Records:

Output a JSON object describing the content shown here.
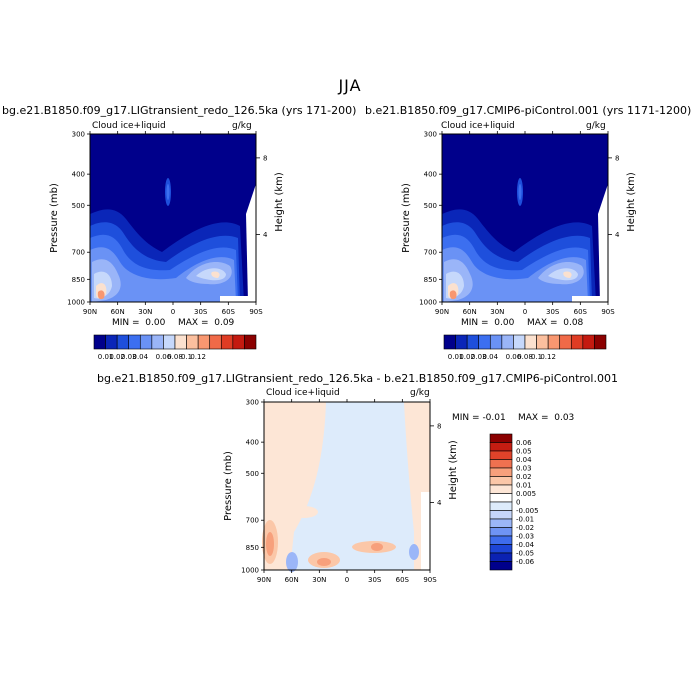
{
  "figure": {
    "title": "JJA",
    "field_label": "Cloud ice+liquid",
    "units": "g/kg",
    "left_y_label": "Pressure (mb)",
    "right_y_label": "Height (km)"
  },
  "colors": {
    "seq": [
      "#00008b",
      "#0a26b8",
      "#1e4fdc",
      "#3c6ff0",
      "#6a92f5",
      "#9ab5f8",
      "#c6d8fb",
      "#fbe1cf",
      "#fbbf9e",
      "#f89770",
      "#f06a48",
      "#df3c24",
      "#c41a10",
      "#8b0000"
    ],
    "diff": [
      "#00008b",
      "#0b22b2",
      "#1d45d6",
      "#3e6cec",
      "#6f94f4",
      "#9bb6f8",
      "#c6d6fa",
      "#ddebfb",
      "#ffffff",
      "#fde6d6",
      "#fbc7a8",
      "#f7a07c",
      "#ef7150",
      "#df432a",
      "#c51d12",
      "#8b0000"
    ]
  },
  "chart_data": [
    {
      "type": "heatmap",
      "title": "bg.e21.B1850.f09_g17.LIGtransient_redo_126.5ka (yrs 171-200)",
      "x": [
        "90N",
        "60N",
        "30N",
        "0",
        "30S",
        "60S",
        "90S"
      ],
      "y_pressure": [
        300,
        400,
        500,
        700,
        850,
        1000
      ],
      "y_height_km": [
        8,
        4
      ],
      "min_label": "MIN =",
      "min": "0.00",
      "max_label": "MAX =",
      "max": "0.09",
      "colorbar_ticks": [
        "0.01",
        "0.02",
        "0.03",
        "0.04",
        "0.06",
        "0.08",
        "0.1",
        "0.12"
      ]
    },
    {
      "type": "heatmap",
      "title": "b.e21.B1850.f09_g17.CMIP6-piControl.001 (yrs 1171-1200)",
      "x": [
        "90N",
        "60N",
        "30N",
        "0",
        "30S",
        "60S",
        "90S"
      ],
      "y_pressure": [
        300,
        400,
        500,
        700,
        850,
        1000
      ],
      "y_height_km": [
        8,
        4
      ],
      "min_label": "MIN =",
      "min": "0.00",
      "max_label": "MAX =",
      "max": "0.08",
      "colorbar_ticks": [
        "0.01",
        "0.02",
        "0.03",
        "0.04",
        "0.06",
        "0.08",
        "0.1",
        "0.12"
      ]
    },
    {
      "type": "heatmap",
      "title": "bg.e21.B1850.f09_g17.LIGtransient_redo_126.5ka - b.e21.B1850.f09_g17.CMIP6-piControl.001",
      "x": [
        "90N",
        "60N",
        "30N",
        "0",
        "30S",
        "60S",
        "90S"
      ],
      "y_pressure": [
        300,
        400,
        500,
        700,
        850,
        1000
      ],
      "y_height_km": [
        8,
        4
      ],
      "min_label": "MIN =",
      "min": "-0.01",
      "max_label": "MAX =",
      "max": "0.03",
      "colorbar_ticks": [
        "0.06",
        "0.05",
        "0.04",
        "0.03",
        "0.02",
        "0.01",
        "0.005",
        "0",
        "-0.005",
        "-0.01",
        "-0.02",
        "-0.03",
        "-0.04",
        "-0.05",
        "-0.06"
      ]
    }
  ]
}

▸ **WHAT TO PRODUCE**: Copy out each line exactly, without the pictures.

▸ **PROBLEM SOLUTION**:
Output a JSON object describing the content shown here.
{
  "figure": {
    "title": "JJA",
    "field_label": "Cloud ice+liquid",
    "units": "g/kg",
    "left_y_label": "Pressure (mb)",
    "right_y_label": "Height (km)"
  },
  "colors": {
    "seq": [
      "#00008b",
      "#0a26b8",
      "#1e4fdc",
      "#3c6ff0",
      "#6a92f5",
      "#9ab5f8",
      "#c6d8fb",
      "#fbe1cf",
      "#fbbf9e",
      "#f89770",
      "#f06a48",
      "#df3c24",
      "#c41a10",
      "#8b0000"
    ],
    "diff": [
      "#00008b",
      "#0b22b2",
      "#1d45d6",
      "#3e6cec",
      "#6f94f4",
      "#9bb6f8",
      "#c6d6fa",
      "#ddebfb",
      "#ffffff",
      "#fde6d6",
      "#fbc7a8",
      "#f7a07c",
      "#ef7150",
      "#df432a",
      "#c51d12",
      "#8b0000"
    ]
  },
  "chart_data": [
    {
      "type": "heatmap",
      "title": "bg.e21.B1850.f09_g17.LIGtransient_redo_126.5ka (yrs 171-200)",
      "x": [
        "90N",
        "60N",
        "30N",
        "0",
        "30S",
        "60S",
        "90S"
      ],
      "y_pressure": [
        300,
        400,
        500,
        700,
        850,
        1000
      ],
      "y_height_km": [
        8,
        4
      ],
      "min_label": "MIN =",
      "min": "0.00",
      "max_label": "MAX =",
      "max": "0.09",
      "colorbar_ticks": [
        "0.01",
        "0.02",
        "0.03",
        "0.04",
        "0.06",
        "0.08",
        "0.1",
        "0.12"
      ]
    },
    {
      "type": "heatmap",
      "title": "b.e21.B1850.f09_g17.CMIP6-piControl.001 (yrs 1171-1200)",
      "x": [
        "90N",
        "60N",
        "30N",
        "0",
        "30S",
        "60S",
        "90S"
      ],
      "y_pressure": [
        300,
        400,
        500,
        700,
        850,
        1000
      ],
      "y_height_km": [
        8,
        4
      ],
      "min_label": "MIN =",
      "min": "0.00",
      "max_label": "MAX =",
      "max": "0.08",
      "colorbar_ticks": [
        "0.01",
        "0.02",
        "0.03",
        "0.04",
        "0.06",
        "0.08",
        "0.1",
        "0.12"
      ]
    },
    {
      "type": "heatmap",
      "title": "bg.e21.B1850.f09_g17.LIGtransient_redo_126.5ka - b.e21.B1850.f09_g17.CMIP6-piControl.001",
      "x": [
        "90N",
        "60N",
        "30N",
        "0",
        "30S",
        "60S",
        "90S"
      ],
      "y_pressure": [
        300,
        400,
        500,
        700,
        850,
        1000
      ],
      "y_height_km": [
        8,
        4
      ],
      "min_label": "MIN =",
      "min": "-0.01",
      "max_label": "MAX =",
      "max": "0.03",
      "colorbar_ticks": [
        "0.06",
        "0.05",
        "0.04",
        "0.03",
        "0.02",
        "0.01",
        "0.005",
        "0",
        "-0.005",
        "-0.01",
        "-0.02",
        "-0.03",
        "-0.04",
        "-0.05",
        "-0.06"
      ]
    }
  ]
}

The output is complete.